## Stated exercise:
Wherever the string "this" appears in a line, extract that line.

## Data lines:
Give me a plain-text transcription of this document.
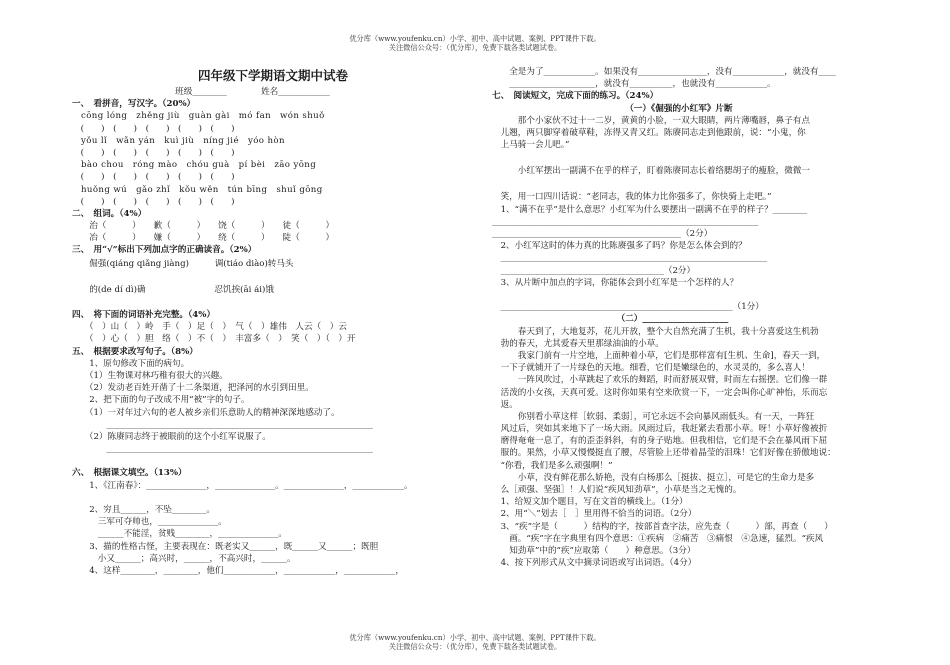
优分库（www.youfenku.cn）小学、初中、高中试题、案例、PPT课件下载。
关注微信公众号：（优分库），免费下载各类试题试卷。
四年级下学期语文期中试卷
　　　　　　　　　　　　班级________　　　　姓名____________
一、　看拼音，写汉字。（20%）
　cōng lóng　zhěng jiù　guàn gài　mó fan　wón shuǒ
　(　　)　(　　)　(　　)　(　　)　(　　)
　yǒu lǐ　wǎn yán　kuì jiù　níng jié　yóo hòn
　(　　)　(　　)　(　　)　(　　)　(　　)
　bào chou　róng mào　chóu guà　pí bèi　zāo yōng
　(　　)　(　　)　(　　)　(　　)　(　　)
　huǒng wú　gǎo zhǐ　kǒu wěn　tún bīng　shuǐ gōng
　(　　)　(　　)　(　　)　(　　)　(　　)
二、　组词。（4%）
　　治（　　　）　　歉（　　　）　　饶（　　　）　　徒（　　　）
　　冶（　　　）　　嫌（　　　）　　绕（　　　）　　陡（　　　）
三、　用“√”标出下列加点字的正确读音。（2%）
　　倔强(qiáng qiǎng jiàng)　　　调(tiáo diào)转马头
　　的(de dí dì)确　　　　　　　　忍饥挨(āi ái)饿
四、　将下面的词语补充完整。（4%）
　　（　）山（　）岭　手（　）足（　）　气（　）雄伟　人云（　）云
　　（　）心（　）胆　络（　）不（　）　丰富多（　）　笑（　）（　）开
五、　根据要求改写句子。（8%）
　　1、原句修改下面的病句。
　　（1）生物课对林巧稚有很大的兴趣。
　　（2）发动老百姓开凿了十二条渠道，把泽河的水引到田里。
　　2、把下面的句子改成不用“被”字的句子。
　　（1）一对年过六旬的老人被乡亲们乐意助人的精神深深地感动了。
　　　　______________________________________________________________
　　（2）陈赓同志终于被眼前的这个小红军说服了。
　　　　______________________________________________________________
六、　根据课文填空。（13%）
　　1、《江南春》：______________，______________。______________，____________。
　　2、穷且______，不坠________。
　　　三军可夺帅也，______________。
　　　______不能淫，贫贱________，______________。
　　3、描的性格古怪，主要表现在：既老实又______，既______又______；既胆
　　　小又______；高兴时，______，不高兴时，______。
　　4、这样________，________，他们____________，____________，____________，
　　全是为了____________。如果没有________________，没有____________，就没有____
　　____________________，就没有__________，也就没有____________。
七、　阅读短文，完成下面的练习。（24%）
　　　　　　　　　　　　　　　　（一）《倔强的小红军》片断
　　　那个小家伙不过十一二岁，黄黄的小脸，一双大眼睛，两片薄嘴唇，鼻子有点
　儿翘，两只脚穿着破草鞋，冻得又青又红。陈赓同志走到他跟前，说：“小鬼，你
　上马骑一会儿吧。”
　　　小红军摆出一副满不在乎的样子，盯着陈赓同志长着络腮胡子的瘦脸，微微一
　笑，用一口四川话说：“老同志，我的体力比你强多了，你快骑上走吧。”
　1、“满不在乎”是什么意思？小红军为什么要摆出一副满不在乎的样子？________
______________________________________________________________
____________________________________________（2分）
　2、小红军这时的体力真的比陈赓强多了吗？你是怎么体会到的？
　______________________________________________________________
　______________________________________（2分）
　3、从片断中加点的字词，你能体会到小红军是一个怎样的人？
　______________________________________________________（1分）
　　　　　　　　　　　　　　　（二）____________________
　　　春天到了，大地复苏，花儿开放，整个大自然充满了生机，我十分喜爱这生机勃
　勃的春天，尤其爱春天里那绿油油的小草。
　　　我家门前有一片空地，上面种着小草，它们是那样富有[生机、生命]，春天一到，
　一下子就铺开了一片绿色的天地。细看，它们是嫩绿色的，水灵灵的，多么喜人！
　　　一阵风吹过，小草跳起了欢乐的舞蹈，时而舒展双臂，时而左右摇摆。它们像一群
　活泼的小女孩，天真可爱。这时你如果有空来欣赏一下，一定会叫你心旷神怡，乐而忘
　返。
　　　你别看小草这样［软弱、柔弱］，可它永远不会向暴风雨低头。有一天，一阵狂
　风过后，突如其来地下了一场大雨。风雨过后，我赶紧去看那小草。呀！小草好像被折
　磨得奄奄一息了，有的歪歪斜斜，有的身子贴地。但我相信，它们是不会在暴风雨下屈
　服的。果然，小草又慢慢挺直了腰，尽管脸上还带着晶莹的泪珠！它们好像在骄傲地说：
　“你看，我们是多么顽强啊！”
　　　小草，没有鲜花那么娇艳，没有白杨那么［挺拔、挺立］，可是它的生命力是多
　么［顽强、坚强］！人们说“疾风知劲草”，小草是当之无愧的。
　1、给短文加个题目，写在文首的横线上。（1分）
　2、用“＼”划去［　］里用得不恰当的词语。（2分）
　3、“疾”字是（　　　）结构的字，按部首查字法，应先查（　　　）部，再查（　　）
　　画。“疾”字在字典里有四个意思：①疾病　②痛苦　③痛恨　④急速，猛烈。“疾风
　　知劲草”中的“疾”应取第（　　）种意思。（3分）
　4、按下列形式从文中摘录词语或写出词语。（4分）
优分库（www.youfenku.cn）小学、初中、高中试题、案例、PPT课件下载。
关注微信公众号：（优分库），免费下载各类试题试卷。
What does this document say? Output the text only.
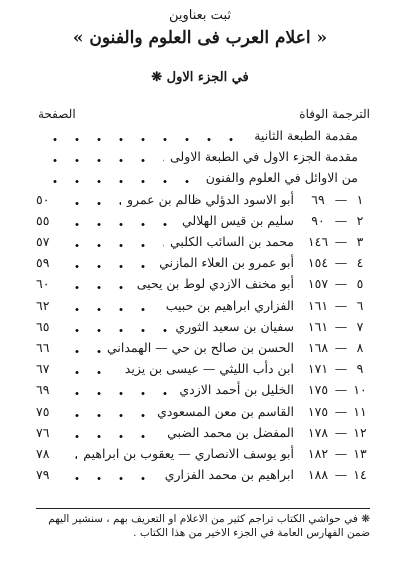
ثبت بعناوين
« اعلام العرب فى العلوم والفنون »
في الجزء الاول ❋
الترجمة الوفاة
الصفحة
مقدمة الطبعة الثانية
مقدمة الجزء الاول في الطبعة الاولى
من الاوائل في العلوم والفنون
١
—
٦٩
أبو الاسود الدؤلي ظالم بن عمرو
٥٠
٢
—
٩٠
سليم بن قيس الهلالي
٥٥
٣
—
١٤٦
محمد بن السائب الكلبي
٥٧
٤
—
١٥٤
أبو عمرو بن العلاء المازني
٥٩
٥
—
١٥٧
أبو مخنف الازدي لوط بن يحيى
٦٠
٦
—
١٦١
الفزاري ابراهيم بن حبيب
٦٢
٧
—
١٦١
سفيان بن سعيد الثوري
٦٥
٨
—
١٦٨
الحسن بن صالح بن حي — الهمداني
٦٦
٩
—
١٧١
ابن دأب الليثي — عيسى بن يزيد
٦٧
١٠
—
١٧٥
الخليل بن أحمد الازدي
٦٩
١١
—
١٧٥
القاسم بن معن المسعودي
٧٥
١٢
—
١٧٨
المفضل بن محمد الضبي
٧٦
١٣
—
١٨٢
أبو يوسف الانصاري — يعقوب بن ابراهيم
٧٨
١٤
—
١٨٨
ابراهيم بن محمد الفزاري
٧٩
❋ في حواشي الكتاب تراجم كثير من الاعلام او التعريف بهم ، سنشير اليهم ضمن الفهارس العامة في الجزء الاخير من هذا الكتاب .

## Exercise answer:
Give me a plain-text transcription of this document.
What does this document say? Output the text only.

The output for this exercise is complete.